#### THE PROBLEM
Every record below should be written out exactly; pictures stay out.

(Recorded data)

■ ■ ■ ■ ■

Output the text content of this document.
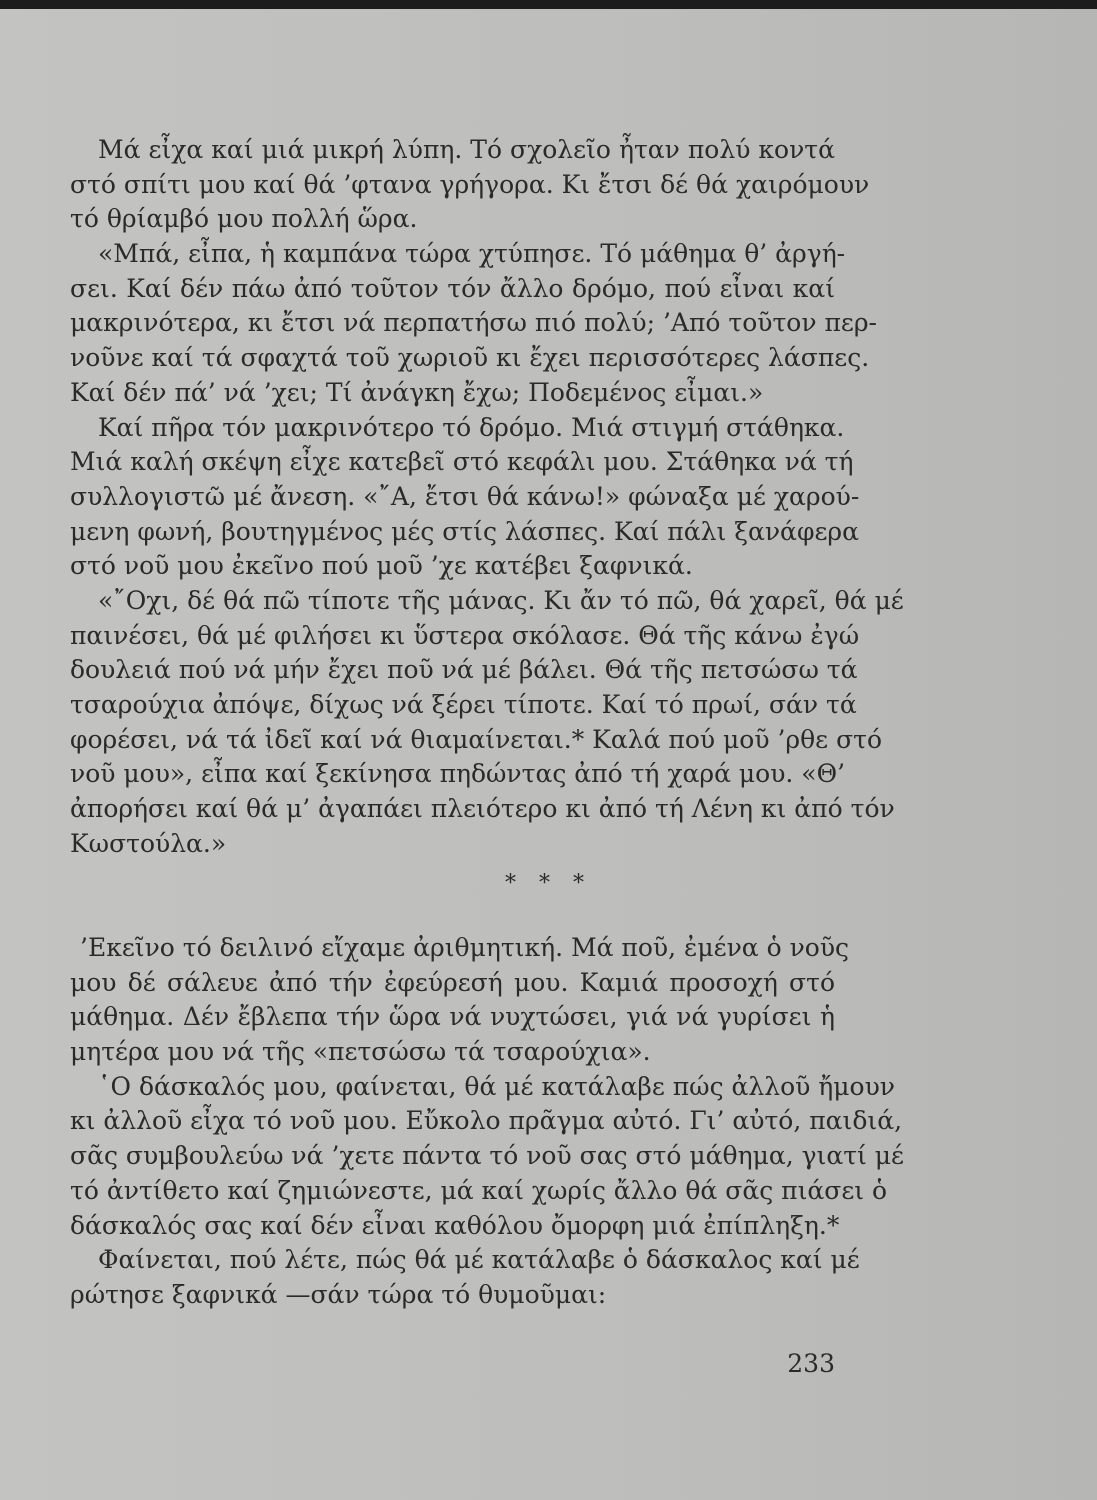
Μά εἶχα καί μιά μικρή λύπη. Τό σχολεῖο ἦταν πολύ κοντά
στό σπίτι μου καί θά ’φτανα γρήγορα. Κι ἔτσι δέ θά χαιρόμουν
τό θρίαμβό μου πολλή ὥρα.
«Μπά, εἶπα, ἡ καμπάνα τώρα χτύπησε. Τό μάθημα θ’ ἀργή-
σει. Καί δέν πάω ἀπό τοῦτον τόν ἄλλο δρόμο, πού εἶναι καί
μακρινότερα, κι ἔτσι νά περπατήσω πιό πολύ; ’Από τοῦτον περ-
νοῦνε καί τά σφαχτά τοῦ χωριοῦ κι ἔχει περισσότερες λάσπες.
Καί δέν πά’ νά ’χει; Τί ἀνάγκη ἔχω; Ποδεμένος εἶμαι.»
Καί πῆρα τόν μακρινότερο τό δρόμο. Μιά στιγμή στάθηκα.
Μιά καλή σκέψη εἶχε κατεβεῖ στό κεφάλι μου. Στάθηκα νά τή
συλλογιστῶ μέ ἄνεση. «῎Α, ἔτσι θά κάνω!» φώναξα μέ χαρού-
μενη φωνή, βουτηγμένος μές στίς λάσπες. Καί πάλι ξανάφερα
στό νοῦ μου ἐκεῖνο πού μοῦ ’χε κατέβει ξαφνικά.
«῎Οχι, δέ θά πῶ τίποτε τῆς μάνας. Κι ἄν τό πῶ, θά χαρεῖ, θά μέ
παινέσει, θά μέ φιλήσει κι ὕστερα σκόλασε. Θά τῆς κάνω ἐγώ
δουλειά πού νά μήν ἔχει ποῦ νά μέ βάλει. Θά τῆς πετσώσω τά
τσαρούχια ἀπόψε, δίχως νά ξέρει τίποτε. Καί τό πρωί, σάν τά
φορέσει, νά τά ἰδεῖ καί νά θιαμαίνεται.* Καλά πού μοῦ ’ρθε στό
νοῦ μου», εἶπα καί ξεκίνησα πηδώντας ἀπό τή χαρά μου. «Θ’
ἀπορήσει καί θά μ’ ἀγαπάει πλειότερο κι ἀπό τή Λένη κι ἀπό τόν
Κωστούλα.»
* * *
’Εκεῖνο τό δειλινό εἴχαμε ἀριθμητική. Μά ποῦ, ἐμένα ὁ νοῦς
μου δέ σάλευε ἀπό τήν ἐφεύρεσή μου. Καμιά προσοχή στό
μάθημα. Δέν ἔβλεπα τήν ὥρα νά νυχτώσει, γιά νά γυρίσει ἡ
μητέρα μου νά τῆς «πετσώσω τά τσαρούχια».
῾Ο δάσκαλός μου, φαίνεται, θά μέ κατάλαβε πώς ἀλλοῦ ἤμουν
κι ἀλλοῦ εἶχα τό νοῦ μου. Εὔκολο πρᾶγμα αὐτό. Γι’ αὐτό, παιδιά,
σᾶς συμβουλεύω νά ’χετε πάντα τό νοῦ σας στό μάθημα, γιατί μέ
τό ἀντίθετο καί ζημιώνεστε, μά καί χωρίς ἄλλο θά σᾶς πιάσει ὁ
δάσκαλός σας καί δέν εἶναι καθόλου ὄμορφη μιά ἐπίπληξη.*
Φαίνεται, πού λέτε, πώς θά μέ κατάλαβε ὁ δάσκαλος καί μέ
ρώτησε ξαφνικά —σάν τώρα τό θυμοῦμαι:
233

■ ■ ■ ■ ■

#### RESULT OF THIS EXERCISE
Output the text content of this document.
Μά εἶχα καί μιά μικρή λύπη. Τό σχολεῖο ἦταν πολύ κοντά
στό σπίτι μου καί θά ’φτανα γρήγορα. Κι ἔτσι δέ θά χαιρόμουν
τό θρίαμβό μου πολλή ὥρα.
«Μπά, εἶπα, ἡ καμπάνα τώρα χτύπησε. Τό μάθημα θ’ ἀργή-
σει. Καί δέν πάω ἀπό τοῦτον τόν ἄλλο δρόμο, πού εἶναι καί
μακρινότερα, κι ἔτσι νά περπατήσω πιό πολύ; ’Από τοῦτον περ-
νοῦνε καί τά σφαχτά τοῦ χωριοῦ κι ἔχει περισσότερες λάσπες.
Καί δέν πά’ νά ’χει; Τί ἀνάγκη ἔχω; Ποδεμένος εἶμαι.»
Καί πῆρα τόν μακρινότερο τό δρόμο. Μιά στιγμή στάθηκα.
Μιά καλή σκέψη εἶχε κατεβεῖ στό κεφάλι μου. Στάθηκα νά τή
συλλογιστῶ μέ ἄνεση. «῎Α, ἔτσι θά κάνω!» φώναξα μέ χαρού-
μενη φωνή, βουτηγμένος μές στίς λάσπες. Καί πάλι ξανάφερα
στό νοῦ μου ἐκεῖνο πού μοῦ ’χε κατέβει ξαφνικά.
«῎Οχι, δέ θά πῶ τίποτε τῆς μάνας. Κι ἄν τό πῶ, θά χαρεῖ, θά μέ
παινέσει, θά μέ φιλήσει κι ὕστερα σκόλασε. Θά τῆς κάνω ἐγώ
δουλειά πού νά μήν ἔχει ποῦ νά μέ βάλει. Θά τῆς πετσώσω τά
τσαρούχια ἀπόψε, δίχως νά ξέρει τίποτε. Καί τό πρωί, σάν τά
φορέσει, νά τά ἰδεῖ καί νά θιαμαίνεται.* Καλά πού μοῦ ’ρθε στό
νοῦ μου», εἶπα καί ξεκίνησα πηδώντας ἀπό τή χαρά μου. «Θ’
ἀπορήσει καί θά μ’ ἀγαπάει πλειότερο κι ἀπό τή Λένη κι ἀπό τόν
Κωστούλα.»
* * *
’Εκεῖνο τό δειλινό εἴχαμε ἀριθμητική. Μά ποῦ, ἐμένα ὁ νοῦς
μου δέ σάλευε ἀπό τήν ἐφεύρεσή μου. Καμιά προσοχή στό
μάθημα. Δέν ἔβλεπα τήν ὥρα νά νυχτώσει, γιά νά γυρίσει ἡ
μητέρα μου νά τῆς «πετσώσω τά τσαρούχια».
῾Ο δάσκαλός μου, φαίνεται, θά μέ κατάλαβε πώς ἀλλοῦ ἤμουν
κι ἀλλοῦ εἶχα τό νοῦ μου. Εὔκολο πρᾶγμα αὐτό. Γι’ αὐτό, παιδιά,
σᾶς συμβουλεύω νά ’χετε πάντα τό νοῦ σας στό μάθημα, γιατί μέ
τό ἀντίθετο καί ζημιώνεστε, μά καί χωρίς ἄλλο θά σᾶς πιάσει ὁ
δάσκαλός σας καί δέν εἶναι καθόλου ὄμορφη μιά ἐπίπληξη.*
Φαίνεται, πού λέτε, πώς θά μέ κατάλαβε ὁ δάσκαλος καί μέ
ρώτησε ξαφνικά —σάν τώρα τό θυμοῦμαι:
233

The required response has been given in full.